• [Instruction]: Without omitting anything, retype the data that follows.

[Stored entries]
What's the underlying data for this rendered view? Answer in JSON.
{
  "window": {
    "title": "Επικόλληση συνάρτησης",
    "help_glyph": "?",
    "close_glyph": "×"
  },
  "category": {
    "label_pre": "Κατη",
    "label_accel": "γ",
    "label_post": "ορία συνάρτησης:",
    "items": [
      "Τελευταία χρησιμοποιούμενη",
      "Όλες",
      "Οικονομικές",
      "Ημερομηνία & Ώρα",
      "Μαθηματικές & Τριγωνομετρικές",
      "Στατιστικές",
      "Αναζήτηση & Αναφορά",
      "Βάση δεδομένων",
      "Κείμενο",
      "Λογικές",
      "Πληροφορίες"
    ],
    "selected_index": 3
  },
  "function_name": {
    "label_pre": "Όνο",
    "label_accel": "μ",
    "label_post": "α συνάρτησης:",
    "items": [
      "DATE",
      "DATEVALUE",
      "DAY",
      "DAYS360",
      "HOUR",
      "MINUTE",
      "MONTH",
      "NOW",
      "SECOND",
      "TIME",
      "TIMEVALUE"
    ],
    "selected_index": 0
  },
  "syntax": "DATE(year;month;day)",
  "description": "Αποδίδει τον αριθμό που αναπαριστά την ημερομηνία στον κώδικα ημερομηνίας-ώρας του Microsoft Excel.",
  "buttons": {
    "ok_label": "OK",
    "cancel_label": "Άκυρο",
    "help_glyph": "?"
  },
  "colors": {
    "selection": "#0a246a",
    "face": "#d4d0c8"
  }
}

• [Answer in full]:
What's the underlying data for this rendered view? Answer in JSON.
{
  "window": {
    "title": "Επικόλληση συνάρτησης",
    "help_glyph": "?",
    "close_glyph": "×"
  },
  "category": {
    "label_pre": "Κατη",
    "label_accel": "γ",
    "label_post": "ορία συνάρτησης:",
    "items": [
      "Τελευταία χρησιμοποιούμενη",
      "Όλες",
      "Οικονομικές",
      "Ημερομηνία & Ώρα",
      "Μαθηματικές & Τριγωνομετρικές",
      "Στατιστικές",
      "Αναζήτηση & Αναφορά",
      "Βάση δεδομένων",
      "Κείμενο",
      "Λογικές",
      "Πληροφορίες"
    ],
    "selected_index": 3
  },
  "function_name": {
    "label_pre": "Όνο",
    "label_accel": "μ",
    "label_post": "α συνάρτησης:",
    "items": [
      "DATE",
      "DATEVALUE",
      "DAY",
      "DAYS360",
      "HOUR",
      "MINUTE",
      "MONTH",
      "NOW",
      "SECOND",
      "TIME",
      "TIMEVALUE"
    ],
    "selected_index": 0
  },
  "syntax": "DATE(year;month;day)",
  "description": "Αποδίδει τον αριθμό που αναπαριστά την ημερομηνία στον κώδικα ημερομηνίας-ώρας του Microsoft Excel.",
  "buttons": {
    "ok_label": "OK",
    "cancel_label": "Άκυρο",
    "help_glyph": "?"
  },
  "colors": {
    "selection": "#0a246a",
    "face": "#d4d0c8"
  }
}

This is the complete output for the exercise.